[BEGIN SUPPLIED MATERIAL]
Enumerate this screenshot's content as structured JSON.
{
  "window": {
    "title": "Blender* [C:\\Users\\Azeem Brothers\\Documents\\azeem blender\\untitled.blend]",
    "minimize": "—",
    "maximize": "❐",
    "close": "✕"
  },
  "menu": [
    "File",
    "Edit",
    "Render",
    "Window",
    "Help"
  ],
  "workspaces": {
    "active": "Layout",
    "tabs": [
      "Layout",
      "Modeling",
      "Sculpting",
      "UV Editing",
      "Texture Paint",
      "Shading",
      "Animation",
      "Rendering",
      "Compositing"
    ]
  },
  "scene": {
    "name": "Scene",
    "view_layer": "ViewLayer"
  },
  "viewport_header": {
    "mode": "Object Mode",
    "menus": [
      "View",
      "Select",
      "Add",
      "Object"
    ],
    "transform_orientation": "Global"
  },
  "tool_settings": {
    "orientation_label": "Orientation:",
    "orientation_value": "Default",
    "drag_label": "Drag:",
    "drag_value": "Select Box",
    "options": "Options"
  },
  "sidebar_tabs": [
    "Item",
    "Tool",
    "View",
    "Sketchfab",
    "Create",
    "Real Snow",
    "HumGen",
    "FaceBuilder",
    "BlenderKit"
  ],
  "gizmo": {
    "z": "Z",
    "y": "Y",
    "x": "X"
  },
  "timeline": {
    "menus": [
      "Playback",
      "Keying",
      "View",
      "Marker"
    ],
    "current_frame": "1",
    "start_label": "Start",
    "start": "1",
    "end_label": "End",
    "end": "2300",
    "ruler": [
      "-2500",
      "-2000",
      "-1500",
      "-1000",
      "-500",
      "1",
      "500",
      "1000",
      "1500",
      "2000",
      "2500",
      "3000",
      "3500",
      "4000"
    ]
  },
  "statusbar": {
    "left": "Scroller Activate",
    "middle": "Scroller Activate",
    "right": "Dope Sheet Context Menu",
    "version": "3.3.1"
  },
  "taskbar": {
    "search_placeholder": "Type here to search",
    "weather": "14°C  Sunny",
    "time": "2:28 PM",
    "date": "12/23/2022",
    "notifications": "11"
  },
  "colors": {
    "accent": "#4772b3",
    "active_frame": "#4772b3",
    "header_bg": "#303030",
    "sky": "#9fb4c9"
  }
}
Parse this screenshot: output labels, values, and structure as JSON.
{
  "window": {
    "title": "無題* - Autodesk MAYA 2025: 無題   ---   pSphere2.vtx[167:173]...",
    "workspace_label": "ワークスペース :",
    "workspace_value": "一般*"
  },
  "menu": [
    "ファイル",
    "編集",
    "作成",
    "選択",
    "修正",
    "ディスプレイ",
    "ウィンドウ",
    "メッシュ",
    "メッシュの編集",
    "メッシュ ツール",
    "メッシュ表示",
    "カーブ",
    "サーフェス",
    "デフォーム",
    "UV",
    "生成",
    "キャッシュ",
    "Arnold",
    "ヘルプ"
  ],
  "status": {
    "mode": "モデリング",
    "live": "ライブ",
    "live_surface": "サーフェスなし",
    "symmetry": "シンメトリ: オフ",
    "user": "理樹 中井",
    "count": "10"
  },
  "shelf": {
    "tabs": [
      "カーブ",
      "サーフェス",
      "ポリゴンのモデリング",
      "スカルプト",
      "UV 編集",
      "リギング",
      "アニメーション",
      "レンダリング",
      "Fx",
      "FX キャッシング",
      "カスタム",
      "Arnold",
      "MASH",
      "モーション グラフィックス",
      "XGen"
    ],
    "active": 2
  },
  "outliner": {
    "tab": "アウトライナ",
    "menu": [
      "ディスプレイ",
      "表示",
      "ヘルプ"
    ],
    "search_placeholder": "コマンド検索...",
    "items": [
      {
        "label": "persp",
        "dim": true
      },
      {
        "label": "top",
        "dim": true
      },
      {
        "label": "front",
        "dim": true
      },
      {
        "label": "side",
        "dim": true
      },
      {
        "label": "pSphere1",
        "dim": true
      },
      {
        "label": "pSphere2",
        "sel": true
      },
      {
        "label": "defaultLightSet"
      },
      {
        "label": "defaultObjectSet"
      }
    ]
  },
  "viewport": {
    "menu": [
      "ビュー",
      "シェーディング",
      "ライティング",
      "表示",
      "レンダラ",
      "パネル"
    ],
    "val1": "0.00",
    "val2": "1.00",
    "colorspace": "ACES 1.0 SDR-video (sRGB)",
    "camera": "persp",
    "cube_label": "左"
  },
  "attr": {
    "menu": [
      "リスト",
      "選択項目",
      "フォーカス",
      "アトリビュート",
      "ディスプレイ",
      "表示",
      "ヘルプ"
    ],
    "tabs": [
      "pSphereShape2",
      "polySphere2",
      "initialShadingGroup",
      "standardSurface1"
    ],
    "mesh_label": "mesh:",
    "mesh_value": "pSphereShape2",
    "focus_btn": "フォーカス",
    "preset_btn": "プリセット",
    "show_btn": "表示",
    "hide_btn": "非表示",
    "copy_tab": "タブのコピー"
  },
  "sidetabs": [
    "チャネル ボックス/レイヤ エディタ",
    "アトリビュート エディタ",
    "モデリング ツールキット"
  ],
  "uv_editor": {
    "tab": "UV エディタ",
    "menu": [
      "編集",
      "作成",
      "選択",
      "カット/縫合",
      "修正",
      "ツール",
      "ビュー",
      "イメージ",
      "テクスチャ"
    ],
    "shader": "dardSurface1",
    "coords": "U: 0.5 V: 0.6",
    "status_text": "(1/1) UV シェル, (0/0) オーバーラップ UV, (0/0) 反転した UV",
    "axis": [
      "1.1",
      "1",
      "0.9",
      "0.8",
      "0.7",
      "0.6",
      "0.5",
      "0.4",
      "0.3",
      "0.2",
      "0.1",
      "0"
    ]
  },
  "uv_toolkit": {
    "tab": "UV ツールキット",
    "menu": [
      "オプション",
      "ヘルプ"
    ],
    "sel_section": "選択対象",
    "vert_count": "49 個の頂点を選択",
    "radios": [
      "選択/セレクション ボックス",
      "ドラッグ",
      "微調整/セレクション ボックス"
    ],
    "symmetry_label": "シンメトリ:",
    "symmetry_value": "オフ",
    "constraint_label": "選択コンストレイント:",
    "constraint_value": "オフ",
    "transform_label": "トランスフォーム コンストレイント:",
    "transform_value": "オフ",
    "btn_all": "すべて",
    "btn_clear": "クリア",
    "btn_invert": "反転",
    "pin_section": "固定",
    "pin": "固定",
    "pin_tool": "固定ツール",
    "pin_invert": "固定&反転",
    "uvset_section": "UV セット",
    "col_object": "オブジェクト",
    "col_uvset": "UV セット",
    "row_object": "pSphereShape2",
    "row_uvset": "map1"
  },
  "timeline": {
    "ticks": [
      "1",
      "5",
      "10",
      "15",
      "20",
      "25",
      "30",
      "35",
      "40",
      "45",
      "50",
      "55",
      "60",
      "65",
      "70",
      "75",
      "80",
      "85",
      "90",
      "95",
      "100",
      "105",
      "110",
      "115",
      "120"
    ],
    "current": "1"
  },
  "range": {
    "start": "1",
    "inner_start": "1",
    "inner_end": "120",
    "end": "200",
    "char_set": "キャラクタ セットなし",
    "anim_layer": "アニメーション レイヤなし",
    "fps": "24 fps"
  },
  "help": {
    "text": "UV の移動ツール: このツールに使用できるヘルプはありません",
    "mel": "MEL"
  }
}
[END SUPPLIED MATERIAL]
WHAT NEEDS TO BE DONE: Reproduce the listing in full. Keep it exactly as written.

REPLY TO THE EXERCISE:
Enumerate this screenshot's content as structured JSON.
{
  "window": {
    "title": "Blender* [C:\\Users\\Azeem Brothers\\Documents\\azeem blender\\untitled.blend]",
    "minimize": "—",
    "maximize": "❐",
    "close": "✕"
  },
  "menu": [
    "File",
    "Edit",
    "Render",
    "Window",
    "Help"
  ],
  "workspaces": {
    "active": "Layout",
    "tabs": [
      "Layout",
      "Modeling",
      "Sculpting",
      "UV Editing",
      "Texture Paint",
      "Shading",
      "Animation",
      "Rendering",
      "Compositing"
    ]
  },
  "scene": {
    "name": "Scene",
    "view_layer": "ViewLayer"
  },
  "viewport_header": {
    "mode": "Object Mode",
    "menus": [
      "View",
      "Select",
      "Add",
      "Object"
    ],
    "transform_orientation": "Global"
  },
  "tool_settings": {
    "orientation_label": "Orientation:",
    "orientation_value": "Default",
    "drag_label": "Drag:",
    "drag_value": "Select Box",
    "options": "Options"
  },
  "sidebar_tabs": [
    "Item",
    "Tool",
    "View",
    "Sketchfab",
    "Create",
    "Real Snow",
    "HumGen",
    "FaceBuilder",
    "BlenderKit"
  ],
  "gizmo": {
    "z": "Z",
    "y": "Y",
    "x": "X"
  },
  "timeline": {
    "menus": [
      "Playback",
      "Keying",
      "View",
      "Marker"
    ],
    "current_frame": "1",
    "start_label": "Start",
    "start": "1",
    "end_label": "End",
    "end": "2300",
    "ruler": [
      "-2500",
      "-2000",
      "-1500",
      "-1000",
      "-500",
      "1",
      "500",
      "1000",
      "1500",
      "2000",
      "2500",
      "3000",
      "3500",
      "4000"
    ]
  },
  "statusbar": {
    "left": "Scroller Activate",
    "middle": "Scroller Activate",
    "right": "Dope Sheet Context Menu",
    "version": "3.3.1"
  },
  "taskbar": {
    "search_placeholder": "Type here to search",
    "weather": "14°C  Sunny",
    "time": "2:28 PM",
    "date": "12/23/2022",
    "notifications": "11"
  },
  "colors": {
    "accent": "#4772b3",
    "active_frame": "#4772b3",
    "header_bg": "#303030",
    "sky": "#9fb4c9"
  }
}
Parse this screenshot: output labels, values, and structure as JSON.
{
  "window": {
    "title": "無題* - Autodesk MAYA 2025: 無題   ---   pSphere2.vtx[167:173]...",
    "workspace_label": "ワークスペース :",
    "workspace_value": "一般*"
  },
  "menu": [
    "ファイル",
    "編集",
    "作成",
    "選択",
    "修正",
    "ディスプレイ",
    "ウィンドウ",
    "メッシュ",
    "メッシュの編集",
    "メッシュ ツール",
    "メッシュ表示",
    "カーブ",
    "サーフェス",
    "デフォーム",
    "UV",
    "生成",
    "キャッシュ",
    "Arnold",
    "ヘルプ"
  ],
  "status": {
    "mode": "モデリング",
    "live": "ライブ",
    "live_surface": "サーフェスなし",
    "symmetry": "シンメトリ: オフ",
    "user": "理樹 中井",
    "count": "10"
  },
  "shelf": {
    "tabs": [
      "カーブ",
      "サーフェス",
      "ポリゴンのモデリング",
      "スカルプト",
      "UV 編集",
      "リギング",
      "アニメーション",
      "レンダリング",
      "Fx",
      "FX キャッシング",
      "カスタム",
      "Arnold",
      "MASH",
      "モーション グラフィックス",
      "XGen"
    ],
    "active": 2
  },
  "outliner": {
    "tab": "アウトライナ",
    "menu": [
      "ディスプレイ",
      "表示",
      "ヘルプ"
    ],
    "search_placeholder": "コマンド検索...",
    "items": [
      {
        "label": "persp",
        "dim": true
      },
      {
        "label": "top",
        "dim": true
      },
      {
        "label": "front",
        "dim": true
      },
      {
        "label": "side",
        "dim": true
      },
      {
        "label": "pSphere1",
        "dim": true
      },
      {
        "label": "pSphere2",
        "sel": true
      },
      {
        "label": "defaultLightSet"
      },
      {
        "label": "defaultObjectSet"
      }
    ]
  },
  "viewport": {
    "menu": [
      "ビュー",
      "シェーディング",
      "ライティング",
      "表示",
      "レンダラ",
      "パネル"
    ],
    "val1": "0.00",
    "val2": "1.00",
    "colorspace": "ACES 1.0 SDR-video (sRGB)",
    "camera": "persp",
    "cube_label": "左"
  },
  "attr": {
    "menu": [
      "リスト",
      "選択項目",
      "フォーカス",
      "アトリビュート",
      "ディスプレイ",
      "表示",
      "ヘルプ"
    ],
    "tabs": [
      "pSphereShape2",
      "polySphere2",
      "initialShadingGroup",
      "standardSurface1"
    ],
    "mesh_label": "mesh:",
    "mesh_value": "pSphereShape2",
    "focus_btn": "フォーカス",
    "preset_btn": "プリセット",
    "show_btn": "表示",
    "hide_btn": "非表示",
    "copy_tab": "タブのコピー"
  },
  "sidetabs": [
    "チャネル ボックス/レイヤ エディタ",
    "アトリビュート エディタ",
    "モデリング ツールキット"
  ],
  "uv_editor": {
    "tab": "UV エディタ",
    "menu": [
      "編集",
      "作成",
      "選択",
      "カット/縫合",
      "修正",
      "ツール",
      "ビュー",
      "イメージ",
      "テクスチャ"
    ],
    "shader": "dardSurface1",
    "coords": "U: 0.5 V: 0.6",
    "status_text": "(1/1) UV シェル, (0/0) オーバーラップ UV, (0/0) 反転した UV",
    "axis": [
      "1.1",
      "1",
      "0.9",
      "0.8",
      "0.7",
      "0.6",
      "0.5",
      "0.4",
      "0.3",
      "0.2",
      "0.1",
      "0"
    ]
  },
  "uv_toolkit": {
    "tab": "UV ツールキット",
    "menu": [
      "オプション",
      "ヘルプ"
    ],
    "sel_section": "選択対象",
    "vert_count": "49 個の頂点を選択",
    "radios": [
      "選択/セレクション ボックス",
      "ドラッグ",
      "微調整/セレクション ボックス"
    ],
    "symmetry_label": "シンメトリ:",
    "symmetry_value": "オフ",
    "constraint_label": "選択コンストレイント:",
    "constraint_value": "オフ",
    "transform_label": "トランスフォーム コンストレイント:",
    "transform_value": "オフ",
    "btn_all": "すべて",
    "btn_clear": "クリア",
    "btn_invert": "反転",
    "pin_section": "固定",
    "pin": "固定",
    "pin_tool": "固定ツール",
    "pin_invert": "固定&反転",
    "uvset_section": "UV セット",
    "col_object": "オブジェクト",
    "col_uvset": "UV セット",
    "row_object": "pSphereShape2",
    "row_uvset": "map1"
  },
  "timeline": {
    "ticks": [
      "1",
      "5",
      "10",
      "15",
      "20",
      "25",
      "30",
      "35",
      "40",
      "45",
      "50",
      "55",
      "60",
      "65",
      "70",
      "75",
      "80",
      "85",
      "90",
      "95",
      "100",
      "105",
      "110",
      "115",
      "120"
    ],
    "current": "1"
  },
  "range": {
    "start": "1",
    "inner_start": "1",
    "inner_end": "120",
    "end": "200",
    "char_set": "キャラクタ セットなし",
    "anim_layer": "アニメーション レイヤなし",
    "fps": "24 fps"
  },
  "help": {
    "text": "UV の移動ツール: このツールに使用できるヘルプはありません",
    "mel": "MEL"
  }
}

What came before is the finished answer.